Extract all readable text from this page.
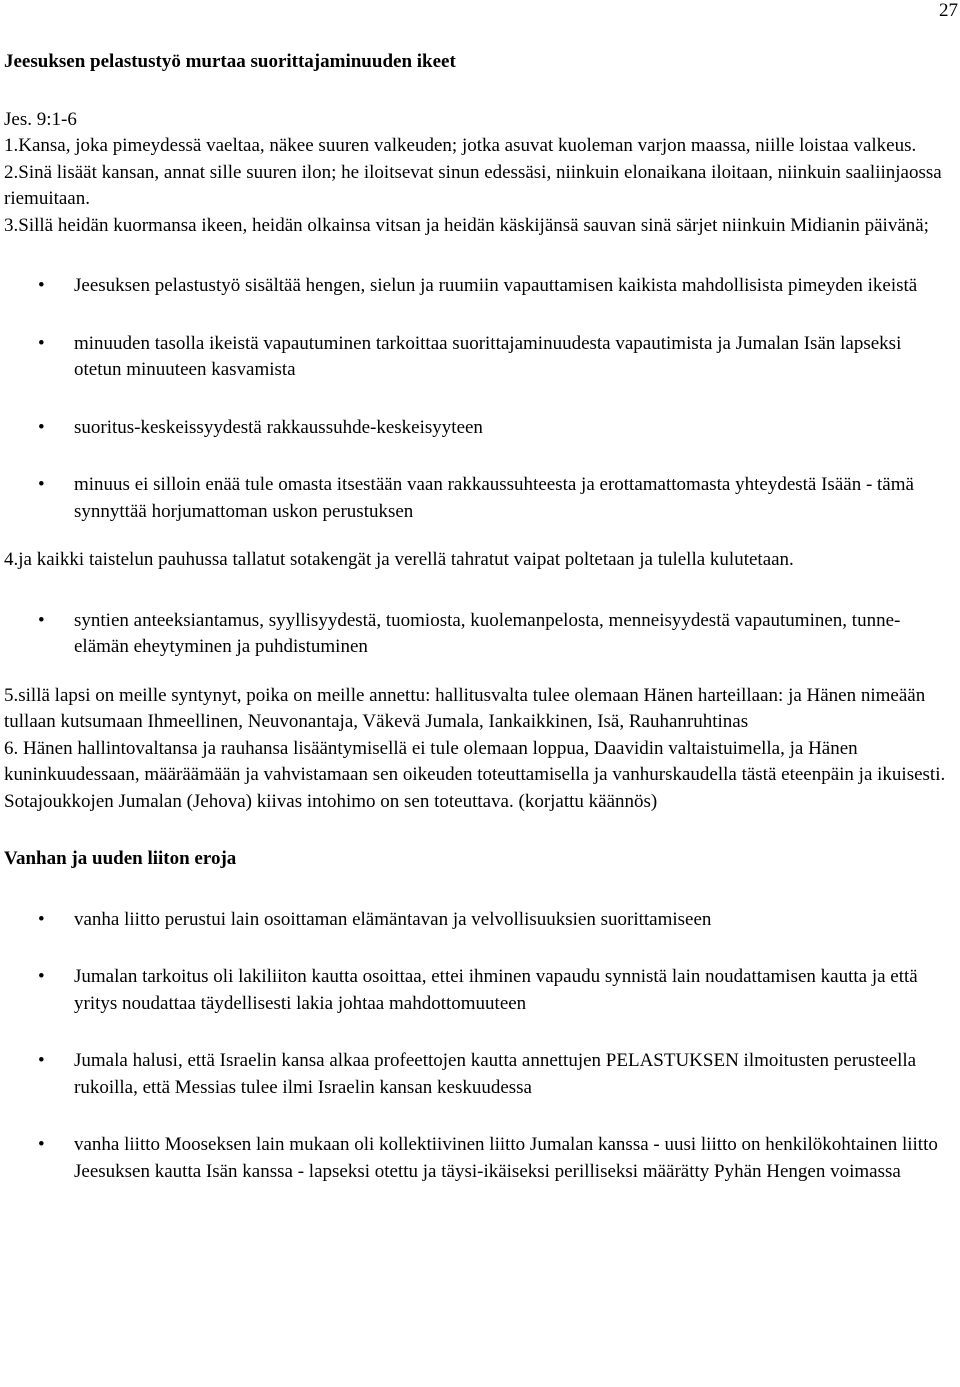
27
Jeesuksen pelastustyö murtaa suorittajaminuuden ikeet

Jes. 9:1-6

1.Kansa, joka pimeydessä vaeltaa, näkee suuren valkeuden; jotka asuvat kuoleman varjon maassa, niille loistaa valkeus.

2.Sinä lisäät kansan, annat sille suuren ilon; he iloitsevat sinun edessäsi, niinkuin elonaikana iloitaan, niinkuin saaliinjaossa riemuitaan.

3.Sillä heidän kuormansa ikeen, heidän olkainsa vitsan ja heidän käskijänsä sauvan sinä särjet niinkuin Midianin päivänä;

• Jeesuksen pelastustyö sisältää hengen, sielun ja ruumiin vapauttamisen kaikista mahdollisista pimeyden ikeistä
• minuuden tasolla ikeistä vapautuminen tarkoittaa suorittajaminuudesta vapautimista ja Jumalan Isän lapseksi otetun minuuteen kasvamista
• suoritus-keskeissyydestä rakkaussuhde-keskeisyyteen
• minuus ei silloin enää tule omasta itsestään vaan rakkaussuhteesta ja erottamattomasta yhteydestä Isään - tämä synnyttää horjumattoman uskon perustuksen

4.ja kaikki taistelun pauhussa tallatut sotakengät ja verellä tahratut vaipat poltetaan ja tulella kulutetaan.

• syntien anteeksiantamus, syyllisyydestä, tuomiosta, kuolemanpelosta, menneisyydestä vapautuminen, tunne-elämän eheytyminen ja puhdistuminen

5.sillä lapsi on meille syntynyt, poika on meille annettu: hallitusvalta tulee olemaan Hänen harteillaan: ja Hänen nimeään tullaan kutsumaan Ihmeellinen, Neuvonantaja, Väkevä Jumala, Iankaikkinen, Isä, Rauhanruhtinas

6. Hänen hallintovaltansa ja rauhansa lisääntymisellä ei tule olemaan loppua, Daavidin valtaistuimella, ja Hänen kuninkuudessaan, määräämään ja vahvistamaan sen oikeuden toteuttamisella ja vanhurskaudella tästä eteenpäin ja ikuisesti. Sotajoukkojen Jumalan (Jehova) kiivas intohimo on sen toteuttava. (korjattu käännös)

Vanhan ja uuden liiton eroja
• vanha liitto perustui lain osoittaman elämäntavan ja velvollisuuksien suorittamiseen
• Jumalan tarkoitus oli lakiliiton kautta osoittaa, ettei ihminen vapaudu synnistä lain noudattamisen kautta ja että yritys noudattaa täydellisesti lakia johtaa mahdottomuuteen
• Jumala halusi, että Israelin kansa alkaa profeettojen kautta annettujen PELASTUKSEN ilmoitusten perusteella rukoilla, että Messias tulee ilmi Israelin kansan keskuudessa
• vanha liitto Mooseksen lain mukaan oli kollektiivinen liitto Jumalan kanssa - uusi liitto on henkilökohtainen liitto Jeesuksen kautta Isän kanssa - lapseksi otettu ja täysi-ikäiseksi perilliseksi määrätty Pyhän Hengen voimassa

========================================

> _Task statement_: Check each line of the records above for the string "vapautuminen", and report every line that has it.

> _Exercise result_:
• minuuden tasolla ikeistä vapautuminen tarkoittaa suorittajaminuudesta vapautimista ja Jumalan Isän lapseksi otetun minuuteen kasvamista
• syntien anteeksiantamus, syyllisyydestä, tuomiosta, kuolemanpelosta, menneisyydestä vapautuminen, tunne-elämän eheytyminen ja puhdistuminen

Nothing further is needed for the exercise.